● **WORK INSTRUCTIONS**
Please give the listing again in its entirety, exactly as written.

┌─ LISTED RECORDS

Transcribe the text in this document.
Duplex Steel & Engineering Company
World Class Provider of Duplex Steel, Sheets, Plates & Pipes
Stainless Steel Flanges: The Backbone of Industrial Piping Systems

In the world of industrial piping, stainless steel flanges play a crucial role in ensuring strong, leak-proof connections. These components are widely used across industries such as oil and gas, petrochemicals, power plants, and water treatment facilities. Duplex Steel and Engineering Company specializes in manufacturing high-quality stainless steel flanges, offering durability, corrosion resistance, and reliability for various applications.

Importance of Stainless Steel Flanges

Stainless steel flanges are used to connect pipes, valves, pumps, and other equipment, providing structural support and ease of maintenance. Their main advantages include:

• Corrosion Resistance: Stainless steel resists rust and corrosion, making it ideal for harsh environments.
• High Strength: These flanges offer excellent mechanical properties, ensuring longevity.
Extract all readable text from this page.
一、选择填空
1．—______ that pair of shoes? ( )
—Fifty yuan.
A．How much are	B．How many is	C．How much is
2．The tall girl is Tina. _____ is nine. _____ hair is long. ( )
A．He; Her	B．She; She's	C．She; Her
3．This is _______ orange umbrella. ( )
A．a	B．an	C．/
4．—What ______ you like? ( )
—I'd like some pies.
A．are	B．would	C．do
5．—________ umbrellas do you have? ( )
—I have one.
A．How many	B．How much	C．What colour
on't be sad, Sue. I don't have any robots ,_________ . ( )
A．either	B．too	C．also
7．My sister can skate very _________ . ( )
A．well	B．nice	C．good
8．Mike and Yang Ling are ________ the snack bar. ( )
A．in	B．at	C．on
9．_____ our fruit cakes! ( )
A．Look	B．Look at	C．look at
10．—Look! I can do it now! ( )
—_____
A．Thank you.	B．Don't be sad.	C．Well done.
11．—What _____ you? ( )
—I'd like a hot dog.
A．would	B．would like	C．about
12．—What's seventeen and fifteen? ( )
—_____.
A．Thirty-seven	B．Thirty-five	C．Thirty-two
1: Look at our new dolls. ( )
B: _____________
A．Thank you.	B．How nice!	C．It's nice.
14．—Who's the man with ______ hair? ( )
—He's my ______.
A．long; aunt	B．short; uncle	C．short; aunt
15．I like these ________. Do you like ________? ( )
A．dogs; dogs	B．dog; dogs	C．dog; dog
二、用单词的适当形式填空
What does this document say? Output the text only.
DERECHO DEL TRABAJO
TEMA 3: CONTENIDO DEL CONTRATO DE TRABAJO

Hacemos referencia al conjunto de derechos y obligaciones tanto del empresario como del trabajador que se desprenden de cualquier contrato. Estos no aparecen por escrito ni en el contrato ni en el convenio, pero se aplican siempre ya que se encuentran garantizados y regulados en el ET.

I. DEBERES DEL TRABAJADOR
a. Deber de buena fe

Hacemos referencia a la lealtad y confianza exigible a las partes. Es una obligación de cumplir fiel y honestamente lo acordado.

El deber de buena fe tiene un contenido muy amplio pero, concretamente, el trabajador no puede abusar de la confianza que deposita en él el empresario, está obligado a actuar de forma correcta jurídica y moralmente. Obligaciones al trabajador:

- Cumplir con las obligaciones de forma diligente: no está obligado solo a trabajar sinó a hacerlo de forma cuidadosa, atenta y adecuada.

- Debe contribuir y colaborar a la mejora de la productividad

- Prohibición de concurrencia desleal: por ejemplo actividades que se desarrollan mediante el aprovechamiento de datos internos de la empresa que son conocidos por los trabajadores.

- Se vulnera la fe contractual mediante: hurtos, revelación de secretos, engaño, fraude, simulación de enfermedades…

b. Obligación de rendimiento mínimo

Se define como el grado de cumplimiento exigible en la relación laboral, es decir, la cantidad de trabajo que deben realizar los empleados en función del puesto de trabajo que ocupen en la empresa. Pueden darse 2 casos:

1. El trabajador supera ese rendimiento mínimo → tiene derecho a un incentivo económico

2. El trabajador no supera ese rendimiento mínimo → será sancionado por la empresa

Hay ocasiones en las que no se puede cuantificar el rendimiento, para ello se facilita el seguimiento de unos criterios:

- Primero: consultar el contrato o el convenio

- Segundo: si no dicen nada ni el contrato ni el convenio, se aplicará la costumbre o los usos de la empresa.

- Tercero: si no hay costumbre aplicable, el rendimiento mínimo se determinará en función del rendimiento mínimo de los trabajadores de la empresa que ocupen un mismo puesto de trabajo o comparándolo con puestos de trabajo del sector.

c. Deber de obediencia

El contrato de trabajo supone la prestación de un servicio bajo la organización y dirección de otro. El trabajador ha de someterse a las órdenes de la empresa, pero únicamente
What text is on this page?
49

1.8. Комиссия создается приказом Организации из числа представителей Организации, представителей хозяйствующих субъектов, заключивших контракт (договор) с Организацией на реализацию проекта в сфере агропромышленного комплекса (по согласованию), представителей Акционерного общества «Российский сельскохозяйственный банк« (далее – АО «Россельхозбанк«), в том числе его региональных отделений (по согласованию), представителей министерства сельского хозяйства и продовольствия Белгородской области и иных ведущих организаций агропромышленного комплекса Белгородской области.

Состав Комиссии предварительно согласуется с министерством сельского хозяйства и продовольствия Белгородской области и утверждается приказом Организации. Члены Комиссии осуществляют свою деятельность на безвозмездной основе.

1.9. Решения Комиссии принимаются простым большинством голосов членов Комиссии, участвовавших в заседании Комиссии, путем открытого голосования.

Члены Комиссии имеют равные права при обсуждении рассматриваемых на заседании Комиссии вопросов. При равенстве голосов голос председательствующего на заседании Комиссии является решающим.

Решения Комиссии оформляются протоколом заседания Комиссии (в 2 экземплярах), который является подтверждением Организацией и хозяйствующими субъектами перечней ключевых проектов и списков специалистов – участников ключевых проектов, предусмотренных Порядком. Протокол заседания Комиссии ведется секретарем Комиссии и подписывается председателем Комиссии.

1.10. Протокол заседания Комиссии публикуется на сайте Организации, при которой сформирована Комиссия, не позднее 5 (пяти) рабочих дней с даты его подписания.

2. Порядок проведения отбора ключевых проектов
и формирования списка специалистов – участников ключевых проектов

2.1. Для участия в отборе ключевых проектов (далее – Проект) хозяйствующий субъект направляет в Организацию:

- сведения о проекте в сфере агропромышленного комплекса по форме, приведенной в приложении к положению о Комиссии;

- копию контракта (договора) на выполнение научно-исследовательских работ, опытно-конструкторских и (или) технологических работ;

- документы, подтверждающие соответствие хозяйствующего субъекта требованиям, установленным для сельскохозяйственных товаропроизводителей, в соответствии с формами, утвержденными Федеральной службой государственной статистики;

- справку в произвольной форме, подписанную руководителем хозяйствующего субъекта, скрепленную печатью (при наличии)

└─

● **RESULT OF THIS TASK**
Transcribe the text in this document.
Duplex Steel & Engineering Company
World Class Provider of Duplex Steel, Sheets, Plates & Pipes
Stainless Steel Flanges: The Backbone of Industrial Piping Systems

In the world of industrial piping, stainless steel flanges play a crucial role in ensuring strong, leak-proof connections. These components are widely used across industries such as oil and gas, petrochemicals, power plants, and water treatment facilities. Duplex Steel and Engineering Company specializes in manufacturing high-quality stainless steel flanges, offering durability, corrosion resistance, and reliability for various applications.

Importance of Stainless Steel Flanges

Stainless steel flanges are used to connect pipes, valves, pumps, and other equipment, providing structural support and ease of maintenance. Their main advantages include:

• Corrosion Resistance: Stainless steel resists rust and corrosion, making it ideal for harsh environments.
• High Strength: These flanges offer excellent mechanical properties, ensuring longevity.
Extract all readable text from this page.
一、选择填空
1．—______ that pair of shoes? ( )
—Fifty yuan.
A．How much are	B．How many is	C．How much is
2．The tall girl is Tina. _____ is nine. _____ hair is long. ( )
A．He; Her	B．She; She's	C．She; Her
3．This is _______ orange umbrella. ( )
A．a	B．an	C．/
4．—What ______ you like? ( )
—I'd like some pies.
A．are	B．would	C．do
5．—________ umbrellas do you have? ( )
—I have one.
A．How many	B．How much	C．What colour
on't be sad, Sue. I don't have any robots ,_________ . ( )
A．either	B．too	C．also
7．My sister can skate very _________ . ( )
A．well	B．nice	C．good
8．Mike and Yang Ling are ________ the snack bar. ( )
A．in	B．at	C．on
9．_____ our fruit cakes! ( )
A．Look	B．Look at	C．look at
10．—Look! I can do it now! ( )
—_____
A．Thank you.	B．Don't be sad.	C．Well done.
11．—What _____ you? ( )
—I'd like a hot dog.
A．would	B．would like	C．about
12．—What's seventeen and fifteen? ( )
—_____.
A．Thirty-seven	B．Thirty-five	C．Thirty-two
1: Look at our new dolls. ( )
B: _____________
A．Thank you.	B．How nice!	C．It's nice.
14．—Who's the man with ______ hair? ( )
—He's my ______.
A．long; aunt	B．short; uncle	C．short; aunt
15．I like these ________. Do you like ________? ( )
A．dogs; dogs	B．dog; dogs	C．dog; dog
二、用单词的适当形式填空
What does this document say? Output the text only.
DERECHO DEL TRABAJO
TEMA 3: CONTENIDO DEL CONTRATO DE TRABAJO

Hacemos referencia al conjunto de derechos y obligaciones tanto del empresario como del trabajador que se desprenden de cualquier contrato. Estos no aparecen por escrito ni en el contrato ni en el convenio, pero se aplican siempre ya que se encuentran garantizados y regulados en el ET.

I. DEBERES DEL TRABAJADOR
a. Deber de buena fe

Hacemos referencia a la lealtad y confianza exigible a las partes. Es una obligación de cumplir fiel y honestamente lo acordado.

El deber de buena fe tiene un contenido muy amplio pero, concretamente, el trabajador no puede abusar de la confianza que deposita en él el empresario, está obligado a actuar de forma correcta jurídica y moralmente. Obligaciones al trabajador:

- Cumplir con las obligaciones de forma diligente: no está obligado solo a trabajar sinó a hacerlo de forma cuidadosa, atenta y adecuada.

- Debe contribuir y colaborar a la mejora de la productividad

- Prohibición de concurrencia desleal: por ejemplo actividades que se desarrollan mediante el aprovechamiento de datos internos de la empresa que son conocidos por los trabajadores.

- Se vulnera la fe contractual mediante: hurtos, revelación de secretos, engaño, fraude, simulación de enfermedades…

b. Obligación de rendimiento mínimo

Se define como el grado de cumplimiento exigible en la relación laboral, es decir, la cantidad de trabajo que deben realizar los empleados en función del puesto de trabajo que ocupen en la empresa. Pueden darse 2 casos:

1. El trabajador supera ese rendimiento mínimo → tiene derecho a un incentivo económico

2. El trabajador no supera ese rendimiento mínimo → será sancionado por la empresa

Hay ocasiones en las que no se puede cuantificar el rendimiento, para ello se facilita el seguimiento de unos criterios:

- Primero: consultar el contrato o el convenio

- Segundo: si no dicen nada ni el contrato ni el convenio, se aplicará la costumbre o los usos de la empresa.

- Tercero: si no hay costumbre aplicable, el rendimiento mínimo se determinará en función del rendimiento mínimo de los trabajadores de la empresa que ocupen un mismo puesto de trabajo o comparándolo con puestos de trabajo del sector.

c. Deber de obediencia

El contrato de trabajo supone la prestación de un servicio bajo la organización y dirección de otro. El trabajador ha de someterse a las órdenes de la empresa, pero únicamente
What text is on this page?
49

1.8. Комиссия создается приказом Организации из числа представителей Организации, представителей хозяйствующих субъектов, заключивших контракт (договор) с Организацией на реализацию проекта в сфере агропромышленного комплекса (по согласованию), представителей Акционерного общества «Российский сельскохозяйственный банк« (далее – АО «Россельхозбанк«), в том числе его региональных отделений (по согласованию), представителей министерства сельского хозяйства и продовольствия Белгородской области и иных ведущих организаций агропромышленного комплекса Белгородской области.

Состав Комиссии предварительно согласуется с министерством сельского хозяйства и продовольствия Белгородской области и утверждается приказом Организации. Члены Комиссии осуществляют свою деятельность на безвозмездной основе.

1.9. Решения Комиссии принимаются простым большинством голосов членов Комиссии, участвовавших в заседании Комиссии, путем открытого голосования.

Члены Комиссии имеют равные права при обсуждении рассматриваемых на заседании Комиссии вопросов. При равенстве голосов голос председательствующего на заседании Комиссии является решающим.

Решения Комиссии оформляются протоколом заседания Комиссии (в 2 экземплярах), который является подтверждением Организацией и хозяйствующими субъектами перечней ключевых проектов и списков специалистов – участников ключевых проектов, предусмотренных Порядком. Протокол заседания Комиссии ведется секретарем Комиссии и подписывается председателем Комиссии.

1.10. Протокол заседания Комиссии публикуется на сайте Организации, при которой сформирована Комиссия, не позднее 5 (пяти) рабочих дней с даты его подписания.

2. Порядок проведения отбора ключевых проектов
и формирования списка специалистов – участников ключевых проектов

2.1. Для участия в отборе ключевых проектов (далее – Проект) хозяйствующий субъект направляет в Организацию:

- сведения о проекте в сфере агропромышленного комплекса по форме, приведенной в приложении к положению о Комиссии;

- копию контракта (договора) на выполнение научно-исследовательских работ, опытно-конструкторских и (или) технологических работ;

- документы, подтверждающие соответствие хозяйствующего субъекта требованиям, установленным для сельскохозяйственных товаропроизводителей, в соответствии с формами, утвержденными Федеральной службой государственной статистики;

- справку в произвольной форме, подписанную руководителем хозяйствующего субъекта, скрепленную печатью (при наличии)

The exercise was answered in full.